## DATA TO USE
-=-=-=-=-
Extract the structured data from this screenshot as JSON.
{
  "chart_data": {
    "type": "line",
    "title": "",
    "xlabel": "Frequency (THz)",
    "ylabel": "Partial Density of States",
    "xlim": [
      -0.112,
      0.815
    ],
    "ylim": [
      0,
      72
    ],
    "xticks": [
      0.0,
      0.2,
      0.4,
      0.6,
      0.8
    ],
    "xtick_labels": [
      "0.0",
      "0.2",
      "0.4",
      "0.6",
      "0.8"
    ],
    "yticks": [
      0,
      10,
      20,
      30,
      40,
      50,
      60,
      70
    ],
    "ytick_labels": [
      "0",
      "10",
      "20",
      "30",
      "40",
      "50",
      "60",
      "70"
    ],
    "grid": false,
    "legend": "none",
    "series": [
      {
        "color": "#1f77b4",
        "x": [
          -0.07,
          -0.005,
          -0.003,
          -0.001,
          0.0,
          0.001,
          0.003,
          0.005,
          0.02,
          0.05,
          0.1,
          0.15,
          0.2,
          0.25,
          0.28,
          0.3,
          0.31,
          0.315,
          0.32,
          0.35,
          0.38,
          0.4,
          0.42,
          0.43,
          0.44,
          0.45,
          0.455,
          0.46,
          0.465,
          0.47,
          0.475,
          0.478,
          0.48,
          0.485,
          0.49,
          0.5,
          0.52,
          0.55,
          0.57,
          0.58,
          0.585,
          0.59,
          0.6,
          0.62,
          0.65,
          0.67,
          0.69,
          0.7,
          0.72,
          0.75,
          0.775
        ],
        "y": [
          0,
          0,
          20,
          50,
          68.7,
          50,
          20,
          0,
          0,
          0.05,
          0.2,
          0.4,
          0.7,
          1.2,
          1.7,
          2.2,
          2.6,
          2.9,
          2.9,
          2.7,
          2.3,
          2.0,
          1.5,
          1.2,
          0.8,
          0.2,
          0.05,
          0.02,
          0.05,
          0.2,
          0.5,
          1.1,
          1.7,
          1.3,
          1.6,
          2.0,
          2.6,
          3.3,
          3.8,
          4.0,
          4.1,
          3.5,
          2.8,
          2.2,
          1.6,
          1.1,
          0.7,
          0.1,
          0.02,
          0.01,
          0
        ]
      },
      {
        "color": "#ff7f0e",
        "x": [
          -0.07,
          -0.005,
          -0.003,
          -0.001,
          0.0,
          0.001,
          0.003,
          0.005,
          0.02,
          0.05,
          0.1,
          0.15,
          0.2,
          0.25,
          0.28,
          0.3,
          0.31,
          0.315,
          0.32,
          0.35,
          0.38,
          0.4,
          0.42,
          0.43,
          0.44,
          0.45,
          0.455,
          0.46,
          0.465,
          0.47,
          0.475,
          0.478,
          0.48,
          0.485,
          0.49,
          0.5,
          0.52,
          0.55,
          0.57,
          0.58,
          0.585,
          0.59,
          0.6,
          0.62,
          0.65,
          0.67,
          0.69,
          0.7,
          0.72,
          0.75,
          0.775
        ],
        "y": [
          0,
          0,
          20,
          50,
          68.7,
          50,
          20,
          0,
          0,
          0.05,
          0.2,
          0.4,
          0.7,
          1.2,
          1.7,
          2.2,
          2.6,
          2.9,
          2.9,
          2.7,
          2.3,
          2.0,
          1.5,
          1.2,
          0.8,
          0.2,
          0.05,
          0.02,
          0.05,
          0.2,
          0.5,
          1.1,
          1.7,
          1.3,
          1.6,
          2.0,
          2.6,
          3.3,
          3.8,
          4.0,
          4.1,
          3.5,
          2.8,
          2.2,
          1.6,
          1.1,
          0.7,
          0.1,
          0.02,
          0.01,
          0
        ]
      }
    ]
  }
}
-=-=-=-=-
Reproduce the material exactly, with every line intact.

## RESPONSE TO THE TASK
Extract the structured data from this screenshot as JSON.
{
  "chart_data": {
    "type": "line",
    "title": "",
    "xlabel": "Frequency (THz)",
    "ylabel": "Partial Density of States",
    "xlim": [
      -0.112,
      0.815
    ],
    "ylim": [
      0,
      72
    ],
    "xticks": [
      0.0,
      0.2,
      0.4,
      0.6,
      0.8
    ],
    "xtick_labels": [
      "0.0",
      "0.2",
      "0.4",
      "0.6",
      "0.8"
    ],
    "yticks": [
      0,
      10,
      20,
      30,
      40,
      50,
      60,
      70
    ],
    "ytick_labels": [
      "0",
      "10",
      "20",
      "30",
      "40",
      "50",
      "60",
      "70"
    ],
    "grid": false,
    "legend": "none",
    "series": [
      {
        "color": "#1f77b4",
        "x": [
          -0.07,
          -0.005,
          -0.003,
          -0.001,
          0.0,
          0.001,
          0.003,
          0.005,
          0.02,
          0.05,
          0.1,
          0.15,
          0.2,
          0.25,
          0.28,
          0.3,
          0.31,
          0.315,
          0.32,
          0.35,
          0.38,
          0.4,
          0.42,
          0.43,
          0.44,
          0.45,
          0.455,
          0.46,
          0.465,
          0.47,
          0.475,
          0.478,
          0.48,
          0.485,
          0.49,
          0.5,
          0.52,
          0.55,
          0.57,
          0.58,
          0.585,
          0.59,
          0.6,
          0.62,
          0.65,
          0.67,
          0.69,
          0.7,
          0.72,
          0.75,
          0.775
        ],
        "y": [
          0,
          0,
          20,
          50,
          68.7,
          50,
          20,
          0,
          0,
          0.05,
          0.2,
          0.4,
          0.7,
          1.2,
          1.7,
          2.2,
          2.6,
          2.9,
          2.9,
          2.7,
          2.3,
          2.0,
          1.5,
          1.2,
          0.8,
          0.2,
          0.05,
          0.02,
          0.05,
          0.2,
          0.5,
          1.1,
          1.7,
          1.3,
          1.6,
          2.0,
          2.6,
          3.3,
          3.8,
          4.0,
          4.1,
          3.5,
          2.8,
          2.2,
          1.6,
          1.1,
          0.7,
          0.1,
          0.02,
          0.01,
          0
        ]
      },
      {
        "color": "#ff7f0e",
        "x": [
          -0.07,
          -0.005,
          -0.003,
          -0.001,
          0.0,
          0.001,
          0.003,
          0.005,
          0.02,
          0.05,
          0.1,
          0.15,
          0.2,
          0.25,
          0.28,
          0.3,
          0.31,
          0.315,
          0.32,
          0.35,
          0.38,
          0.4,
          0.42,
          0.43,
          0.44,
          0.45,
          0.455,
          0.46,
          0.465,
          0.47,
          0.475,
          0.478,
          0.48,
          0.485,
          0.49,
          0.5,
          0.52,
          0.55,
          0.57,
          0.58,
          0.585,
          0.59,
          0.6,
          0.62,
          0.65,
          0.67,
          0.69,
          0.7,
          0.72,
          0.75,
          0.775
        ],
        "y": [
          0,
          0,
          20,
          50,
          68.7,
          50,
          20,
          0,
          0,
          0.05,
          0.2,
          0.4,
          0.7,
          1.2,
          1.7,
          2.2,
          2.6,
          2.9,
          2.9,
          2.7,
          2.3,
          2.0,
          1.5,
          1.2,
          0.8,
          0.2,
          0.05,
          0.02,
          0.05,
          0.2,
          0.5,
          1.1,
          1.7,
          1.3,
          1.6,
          2.0,
          2.6,
          3.3,
          3.8,
          4.0,
          4.1,
          3.5,
          2.8,
          2.2,
          1.6,
          1.1,
          0.7,
          0.1,
          0.02,
          0.01,
          0
        ]
      }
    ]
  }
}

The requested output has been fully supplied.